FRAGMENTO DE PÁGINA.
============================================================

El 13 de marzo de 2013, iba en la buseta rumbo a mi trabajo. Seguíala
noticia del día por la emisora que el conductor tenía sintonizada en una
importante cadena radial. Momentos antes de subirme, pensaba en lo que había
visto en la televisión, antes de salir de casa. ¿Qué nombre debería tomar el
nuevo Papa latinoamericano? La pregunta tenía importancia por el mismo hecho.
Era la primera vez que la iglesia Católica nombraba un Papa del otro mundo, de
lejos, del sur. Y pensaba: si de verdad la iglesia quiere transmitir un mensaje
de renovación, si de verdad este es un papá latinoamericano debería tomar un
nombre latinoamericano. Pensaba cuál podría ser el mejor nombre para un Papa
que dijese venir de estas tierras. Inmediatamente la imagen de la tierra se me
llenó de rostros de campesinos, de negros, de indios, de olvidados, de
desterrados, de pobres. Hay algo en el imaginario colectivo que nos hace
asociar lo latino con lo pobre. Pero tenía sentido, fue aquí que pensamos por
primera vez en un evangelio desde el pobre, y pensé en Boff, y pensé que Boff
era franciscano, y pensé que Francisco optó por ser pobre, desprendido,
desposeído, así que la asociación semántica y fáctica de estas ideas me
llevaron a concluir que el nuevo nombre del Papa latinoamericano debería ser
Francisco. Y cuando se me ocurrió, sentí una profunda alegría.
La radio que se dejaba oír, narraba desde la misma plaza de San Pedro
los acontecimientos propios del habemus papam,
y la sorpresa por haber nombrado un Papa
no europeo - el último había sido del siglo octavo-. Pero pensé, desde la
desesperanza, que sería imposible que el nuevo Papa se llamase Francisco, pues la
tradición hacía suponer que se preferían los nombres establecidos, los ya usados,
los que contaban con números las veces que otros lo han llevado encima. Un
nombre nuevo es demasiado arriesgado, era mejor seguir la corriente, no
cambiar, dejar todo como estaba. Pero cuando anunciaron por la radio que el
nuevo Papa se llamaría Francisco, un corrientazo me recorrió el cuerpo.

============================================================

CONSIGNAS DEL EJERCICIO.
a) Según el relato sobre el nuevo Papa, ¿desde qué lugar narraba la radio los acontecimientos del habemus papam?
b) Indique si cada afirmación concuerda con el relato sobre el nuevo Papa, y justifique con las palabras exactas del texto. (i) La noticia se escuchaba en una emisora que había sintonizado el conductor. (ii) El último Papa no europeo anterior había sido del siglo quince. (iii) Al ocurrírsele el nombre de Francisco, quien narra sintió una profunda tristeza.
c) Prosiga el relato sobre el nuevo Papa a partir de su última oración.
Las entradas que aparecen a continuación constituyen un material independiente del relato.

MATERIAL PROPORCIONADO.
============================================================

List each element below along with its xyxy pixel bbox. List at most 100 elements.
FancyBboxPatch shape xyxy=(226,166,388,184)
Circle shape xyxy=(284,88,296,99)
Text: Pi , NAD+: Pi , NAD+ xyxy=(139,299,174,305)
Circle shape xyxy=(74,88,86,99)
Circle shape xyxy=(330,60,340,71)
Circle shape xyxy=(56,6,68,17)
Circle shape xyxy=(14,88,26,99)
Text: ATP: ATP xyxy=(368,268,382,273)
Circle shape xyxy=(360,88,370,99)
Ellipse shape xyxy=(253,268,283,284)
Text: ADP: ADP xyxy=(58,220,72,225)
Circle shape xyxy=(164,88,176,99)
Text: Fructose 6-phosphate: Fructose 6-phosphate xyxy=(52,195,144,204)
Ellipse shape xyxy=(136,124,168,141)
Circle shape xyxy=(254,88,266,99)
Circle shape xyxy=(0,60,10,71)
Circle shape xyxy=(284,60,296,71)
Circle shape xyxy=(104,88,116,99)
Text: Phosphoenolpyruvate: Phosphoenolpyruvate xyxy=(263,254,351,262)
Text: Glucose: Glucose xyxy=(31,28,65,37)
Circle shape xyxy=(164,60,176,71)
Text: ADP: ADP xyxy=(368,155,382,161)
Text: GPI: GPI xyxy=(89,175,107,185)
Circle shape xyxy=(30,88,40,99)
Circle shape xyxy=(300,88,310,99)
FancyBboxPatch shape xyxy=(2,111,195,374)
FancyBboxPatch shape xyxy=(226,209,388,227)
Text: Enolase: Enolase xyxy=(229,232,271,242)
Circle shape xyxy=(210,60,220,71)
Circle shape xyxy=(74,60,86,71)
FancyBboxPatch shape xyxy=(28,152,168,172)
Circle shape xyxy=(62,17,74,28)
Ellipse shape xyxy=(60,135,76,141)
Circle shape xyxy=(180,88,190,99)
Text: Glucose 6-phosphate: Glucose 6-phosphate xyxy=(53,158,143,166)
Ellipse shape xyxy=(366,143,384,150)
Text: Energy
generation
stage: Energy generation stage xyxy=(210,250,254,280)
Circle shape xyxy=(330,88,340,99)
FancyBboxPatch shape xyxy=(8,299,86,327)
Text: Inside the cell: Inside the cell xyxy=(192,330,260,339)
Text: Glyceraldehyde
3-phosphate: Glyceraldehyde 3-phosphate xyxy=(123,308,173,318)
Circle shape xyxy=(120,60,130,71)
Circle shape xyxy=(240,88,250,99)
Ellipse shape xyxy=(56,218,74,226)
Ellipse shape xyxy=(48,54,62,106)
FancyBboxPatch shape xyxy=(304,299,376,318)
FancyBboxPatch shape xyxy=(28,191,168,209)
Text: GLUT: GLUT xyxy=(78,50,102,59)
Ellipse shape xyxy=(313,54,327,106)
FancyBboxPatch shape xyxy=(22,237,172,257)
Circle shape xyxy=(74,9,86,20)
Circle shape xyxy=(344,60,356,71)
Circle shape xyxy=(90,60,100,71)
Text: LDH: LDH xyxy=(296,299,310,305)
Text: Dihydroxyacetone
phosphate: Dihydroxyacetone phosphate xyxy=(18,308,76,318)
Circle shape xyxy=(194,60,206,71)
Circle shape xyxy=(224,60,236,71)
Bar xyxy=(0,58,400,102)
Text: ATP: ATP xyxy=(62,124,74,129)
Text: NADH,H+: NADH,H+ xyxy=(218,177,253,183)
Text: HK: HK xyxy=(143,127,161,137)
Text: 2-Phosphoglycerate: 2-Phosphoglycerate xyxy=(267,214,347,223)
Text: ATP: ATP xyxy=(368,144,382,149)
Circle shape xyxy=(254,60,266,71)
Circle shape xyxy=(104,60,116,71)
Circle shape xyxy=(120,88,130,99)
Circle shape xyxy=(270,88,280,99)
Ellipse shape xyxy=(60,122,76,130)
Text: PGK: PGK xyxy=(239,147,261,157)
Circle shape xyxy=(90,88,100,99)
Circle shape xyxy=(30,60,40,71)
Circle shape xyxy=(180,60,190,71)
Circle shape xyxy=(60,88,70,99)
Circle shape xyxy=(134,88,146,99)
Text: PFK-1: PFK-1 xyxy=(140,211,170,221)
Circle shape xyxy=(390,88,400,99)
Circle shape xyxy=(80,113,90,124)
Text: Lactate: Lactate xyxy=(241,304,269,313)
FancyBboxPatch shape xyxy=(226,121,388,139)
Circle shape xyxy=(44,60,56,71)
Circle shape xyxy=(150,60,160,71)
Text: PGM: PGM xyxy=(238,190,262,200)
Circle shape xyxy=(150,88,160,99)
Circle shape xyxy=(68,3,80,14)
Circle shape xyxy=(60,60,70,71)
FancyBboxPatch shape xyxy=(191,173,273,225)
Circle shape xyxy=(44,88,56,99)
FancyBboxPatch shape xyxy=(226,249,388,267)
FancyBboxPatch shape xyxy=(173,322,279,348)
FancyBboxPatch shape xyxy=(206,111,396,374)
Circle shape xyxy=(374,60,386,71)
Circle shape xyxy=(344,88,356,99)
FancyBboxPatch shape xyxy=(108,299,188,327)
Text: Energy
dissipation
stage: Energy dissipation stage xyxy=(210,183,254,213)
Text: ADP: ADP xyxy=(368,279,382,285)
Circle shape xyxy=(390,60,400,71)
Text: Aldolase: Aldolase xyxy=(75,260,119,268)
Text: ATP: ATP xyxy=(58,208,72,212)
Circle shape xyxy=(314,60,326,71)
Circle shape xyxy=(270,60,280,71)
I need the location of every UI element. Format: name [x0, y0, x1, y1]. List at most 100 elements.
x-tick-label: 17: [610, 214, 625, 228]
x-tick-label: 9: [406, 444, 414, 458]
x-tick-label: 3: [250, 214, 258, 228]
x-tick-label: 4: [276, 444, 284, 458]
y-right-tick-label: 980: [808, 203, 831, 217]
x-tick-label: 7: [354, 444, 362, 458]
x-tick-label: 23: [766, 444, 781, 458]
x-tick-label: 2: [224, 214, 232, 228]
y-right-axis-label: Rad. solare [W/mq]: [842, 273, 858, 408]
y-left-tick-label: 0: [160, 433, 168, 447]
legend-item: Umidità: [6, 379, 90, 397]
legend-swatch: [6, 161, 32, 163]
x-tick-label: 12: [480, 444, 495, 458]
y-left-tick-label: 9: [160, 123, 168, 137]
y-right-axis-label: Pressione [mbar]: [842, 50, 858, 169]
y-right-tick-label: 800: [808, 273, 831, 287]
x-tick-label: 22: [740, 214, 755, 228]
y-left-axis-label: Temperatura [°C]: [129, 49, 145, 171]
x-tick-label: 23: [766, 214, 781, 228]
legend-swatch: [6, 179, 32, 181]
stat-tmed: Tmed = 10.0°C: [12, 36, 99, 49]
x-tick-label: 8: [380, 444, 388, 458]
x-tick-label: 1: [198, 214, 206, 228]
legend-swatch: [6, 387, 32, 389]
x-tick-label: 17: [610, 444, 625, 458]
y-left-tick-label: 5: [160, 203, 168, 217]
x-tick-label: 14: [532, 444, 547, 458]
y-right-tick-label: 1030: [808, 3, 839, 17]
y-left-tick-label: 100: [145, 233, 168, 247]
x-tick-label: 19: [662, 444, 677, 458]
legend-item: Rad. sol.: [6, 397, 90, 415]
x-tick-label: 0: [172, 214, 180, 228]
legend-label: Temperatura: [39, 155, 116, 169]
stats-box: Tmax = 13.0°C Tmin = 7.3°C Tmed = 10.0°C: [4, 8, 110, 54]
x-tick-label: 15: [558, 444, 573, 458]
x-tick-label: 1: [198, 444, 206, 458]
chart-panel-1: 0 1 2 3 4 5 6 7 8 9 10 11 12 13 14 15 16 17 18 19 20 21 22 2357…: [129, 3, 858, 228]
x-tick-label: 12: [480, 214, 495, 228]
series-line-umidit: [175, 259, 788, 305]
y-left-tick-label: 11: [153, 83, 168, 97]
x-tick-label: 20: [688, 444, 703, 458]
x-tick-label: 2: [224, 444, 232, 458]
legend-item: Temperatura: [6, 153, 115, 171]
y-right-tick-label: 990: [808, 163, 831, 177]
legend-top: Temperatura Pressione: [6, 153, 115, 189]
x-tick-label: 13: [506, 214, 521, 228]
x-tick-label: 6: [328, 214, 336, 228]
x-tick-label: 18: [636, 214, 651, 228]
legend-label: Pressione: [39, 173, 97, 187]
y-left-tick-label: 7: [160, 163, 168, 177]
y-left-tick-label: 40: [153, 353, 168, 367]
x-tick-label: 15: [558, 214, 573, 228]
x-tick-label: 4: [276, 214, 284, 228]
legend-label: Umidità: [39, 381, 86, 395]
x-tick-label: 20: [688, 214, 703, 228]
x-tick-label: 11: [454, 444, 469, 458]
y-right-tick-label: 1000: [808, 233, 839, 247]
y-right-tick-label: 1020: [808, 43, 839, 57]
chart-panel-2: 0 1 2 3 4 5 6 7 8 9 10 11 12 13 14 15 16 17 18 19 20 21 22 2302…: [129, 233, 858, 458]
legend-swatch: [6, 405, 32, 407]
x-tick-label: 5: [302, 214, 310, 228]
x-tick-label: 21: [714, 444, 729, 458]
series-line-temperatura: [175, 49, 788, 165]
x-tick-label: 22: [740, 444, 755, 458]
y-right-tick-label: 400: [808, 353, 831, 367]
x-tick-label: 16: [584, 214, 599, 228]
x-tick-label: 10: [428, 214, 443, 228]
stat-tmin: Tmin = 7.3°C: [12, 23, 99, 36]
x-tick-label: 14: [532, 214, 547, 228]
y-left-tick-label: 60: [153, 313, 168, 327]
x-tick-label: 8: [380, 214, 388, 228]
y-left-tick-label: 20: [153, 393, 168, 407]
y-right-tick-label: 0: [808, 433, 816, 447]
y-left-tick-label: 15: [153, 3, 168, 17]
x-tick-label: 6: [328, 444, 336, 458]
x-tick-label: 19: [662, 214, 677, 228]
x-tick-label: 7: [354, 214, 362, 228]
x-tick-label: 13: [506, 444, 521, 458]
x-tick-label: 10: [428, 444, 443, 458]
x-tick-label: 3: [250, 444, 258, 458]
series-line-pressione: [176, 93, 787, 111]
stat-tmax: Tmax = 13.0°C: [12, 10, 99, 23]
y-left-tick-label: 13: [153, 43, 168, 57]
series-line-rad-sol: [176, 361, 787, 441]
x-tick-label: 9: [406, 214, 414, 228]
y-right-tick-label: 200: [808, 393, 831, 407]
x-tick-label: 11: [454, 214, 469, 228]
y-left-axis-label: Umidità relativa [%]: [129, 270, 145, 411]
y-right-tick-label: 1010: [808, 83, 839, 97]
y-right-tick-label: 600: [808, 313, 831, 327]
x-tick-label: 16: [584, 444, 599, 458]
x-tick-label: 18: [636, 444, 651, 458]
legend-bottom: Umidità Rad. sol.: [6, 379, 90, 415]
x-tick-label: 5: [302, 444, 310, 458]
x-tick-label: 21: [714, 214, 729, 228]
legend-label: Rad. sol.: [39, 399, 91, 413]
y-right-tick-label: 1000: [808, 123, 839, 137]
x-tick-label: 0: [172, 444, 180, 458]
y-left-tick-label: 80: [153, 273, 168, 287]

============================================================

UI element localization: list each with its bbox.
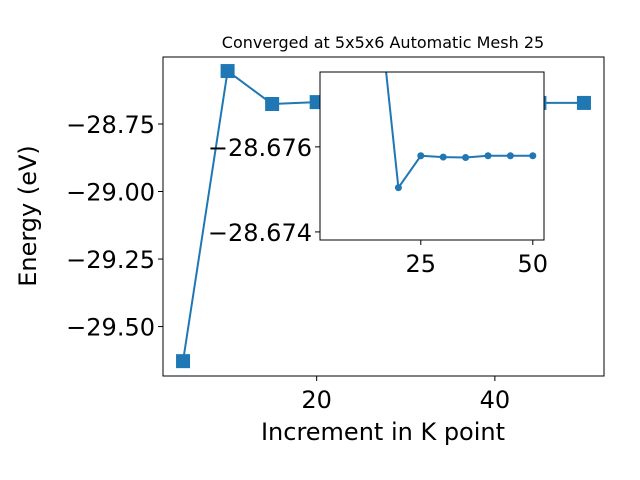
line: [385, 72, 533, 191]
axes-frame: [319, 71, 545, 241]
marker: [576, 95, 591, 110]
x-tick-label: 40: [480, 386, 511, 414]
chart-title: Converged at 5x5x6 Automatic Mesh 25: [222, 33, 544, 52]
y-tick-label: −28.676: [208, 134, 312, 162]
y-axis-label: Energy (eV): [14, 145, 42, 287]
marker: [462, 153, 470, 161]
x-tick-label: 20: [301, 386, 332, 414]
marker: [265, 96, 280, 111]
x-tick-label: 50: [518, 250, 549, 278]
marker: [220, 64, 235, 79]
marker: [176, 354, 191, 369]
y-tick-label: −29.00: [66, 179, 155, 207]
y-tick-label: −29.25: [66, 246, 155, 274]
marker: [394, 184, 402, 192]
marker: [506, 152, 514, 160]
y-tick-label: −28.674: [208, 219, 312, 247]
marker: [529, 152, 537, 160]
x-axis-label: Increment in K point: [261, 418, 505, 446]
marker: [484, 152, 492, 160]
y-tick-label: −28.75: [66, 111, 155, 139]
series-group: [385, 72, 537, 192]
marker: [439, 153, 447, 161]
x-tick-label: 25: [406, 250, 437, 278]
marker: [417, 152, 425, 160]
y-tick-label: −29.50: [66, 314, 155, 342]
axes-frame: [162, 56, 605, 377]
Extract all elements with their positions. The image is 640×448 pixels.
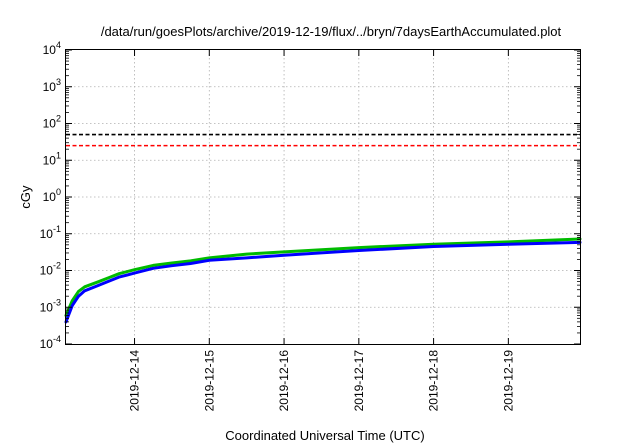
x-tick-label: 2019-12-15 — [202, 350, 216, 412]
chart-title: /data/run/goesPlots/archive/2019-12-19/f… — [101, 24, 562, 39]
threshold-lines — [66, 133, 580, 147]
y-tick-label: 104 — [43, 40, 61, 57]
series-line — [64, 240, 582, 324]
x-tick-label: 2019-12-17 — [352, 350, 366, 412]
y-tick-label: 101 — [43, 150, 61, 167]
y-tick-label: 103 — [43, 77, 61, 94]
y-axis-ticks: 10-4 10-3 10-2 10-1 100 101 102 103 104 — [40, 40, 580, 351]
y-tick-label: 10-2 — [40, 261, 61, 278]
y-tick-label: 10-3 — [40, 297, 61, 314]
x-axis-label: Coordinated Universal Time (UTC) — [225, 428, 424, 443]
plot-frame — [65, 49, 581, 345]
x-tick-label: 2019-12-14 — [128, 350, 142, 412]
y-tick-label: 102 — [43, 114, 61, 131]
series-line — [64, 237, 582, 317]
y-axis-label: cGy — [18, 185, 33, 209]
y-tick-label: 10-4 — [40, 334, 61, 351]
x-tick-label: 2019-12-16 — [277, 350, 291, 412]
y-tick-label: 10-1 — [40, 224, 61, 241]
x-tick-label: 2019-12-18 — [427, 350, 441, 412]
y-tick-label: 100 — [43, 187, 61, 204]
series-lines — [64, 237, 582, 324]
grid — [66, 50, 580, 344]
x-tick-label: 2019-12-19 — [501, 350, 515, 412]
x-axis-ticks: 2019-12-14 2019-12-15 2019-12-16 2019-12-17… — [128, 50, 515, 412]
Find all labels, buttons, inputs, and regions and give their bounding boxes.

============================================================

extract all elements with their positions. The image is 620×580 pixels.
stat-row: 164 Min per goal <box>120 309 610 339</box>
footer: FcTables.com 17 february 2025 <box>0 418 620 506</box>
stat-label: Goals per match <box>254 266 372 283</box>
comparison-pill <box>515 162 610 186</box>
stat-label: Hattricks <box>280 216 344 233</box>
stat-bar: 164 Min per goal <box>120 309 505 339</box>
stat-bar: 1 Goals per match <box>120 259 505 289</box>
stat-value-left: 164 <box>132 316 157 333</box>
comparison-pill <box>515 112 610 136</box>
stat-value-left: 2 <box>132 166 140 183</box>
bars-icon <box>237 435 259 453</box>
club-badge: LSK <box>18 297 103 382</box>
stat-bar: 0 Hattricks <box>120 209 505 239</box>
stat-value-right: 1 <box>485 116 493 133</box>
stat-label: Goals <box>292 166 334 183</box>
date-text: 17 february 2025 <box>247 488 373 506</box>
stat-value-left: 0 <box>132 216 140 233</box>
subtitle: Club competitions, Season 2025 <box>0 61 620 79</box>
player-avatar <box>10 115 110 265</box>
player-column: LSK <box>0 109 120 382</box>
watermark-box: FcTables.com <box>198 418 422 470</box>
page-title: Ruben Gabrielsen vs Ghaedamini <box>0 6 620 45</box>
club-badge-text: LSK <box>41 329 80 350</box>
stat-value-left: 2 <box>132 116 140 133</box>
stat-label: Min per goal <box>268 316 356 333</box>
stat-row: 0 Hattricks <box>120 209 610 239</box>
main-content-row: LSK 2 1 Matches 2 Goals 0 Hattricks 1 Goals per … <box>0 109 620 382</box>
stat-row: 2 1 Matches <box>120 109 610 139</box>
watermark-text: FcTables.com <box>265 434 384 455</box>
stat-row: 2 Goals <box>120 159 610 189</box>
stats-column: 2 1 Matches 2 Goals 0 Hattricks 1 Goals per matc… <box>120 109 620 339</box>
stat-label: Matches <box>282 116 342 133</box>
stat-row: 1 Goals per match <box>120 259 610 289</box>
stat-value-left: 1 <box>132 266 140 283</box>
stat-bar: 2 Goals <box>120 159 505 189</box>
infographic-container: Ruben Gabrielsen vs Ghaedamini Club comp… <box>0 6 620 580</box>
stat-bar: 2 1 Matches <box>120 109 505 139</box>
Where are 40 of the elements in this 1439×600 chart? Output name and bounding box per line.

============================================================

RESPUESTAS ESPERADAS.
a) Desde la misma plaza de San Pedro.

b)
(i) Sí: «por la emisora que el conductor tenía sintonizada en una importante cadena radial».
(ii) No: «el último había sido del siglo octavo».
(iii) No: «sentí una profunda alegría».

c)
Y en ese momento, perdóneme si sueno presumido, imaginé que el Papa y
yo, pensábamos igual. Ambos nos hubiésemos puesto el mismo nombre. Y aunque después
supe que sus razones no son semánticamente tan diferentes de las mías, mi
beneplácito no radicaba en tamaña coincidencia, sino en la esperanza que Dios
me transmitió con ella. Que en la semántica divina, las asociaciones más
extrañas son a veces las más reveladoras. Siento que hace rato Dios no me
habla, pero ahora pienso que me escribe, y que puedo reconocer su letra, su
sintaxis, y que su decir contiene un mensaje inacabado, siempre abierto,
sorprendente, un texto escrito en la espesura de lo cotidiano, plagado de
sencillez y locura: “ánimo, no pierdas la esperanza, las cosas pueden cambiar,
yo estoy aquí”.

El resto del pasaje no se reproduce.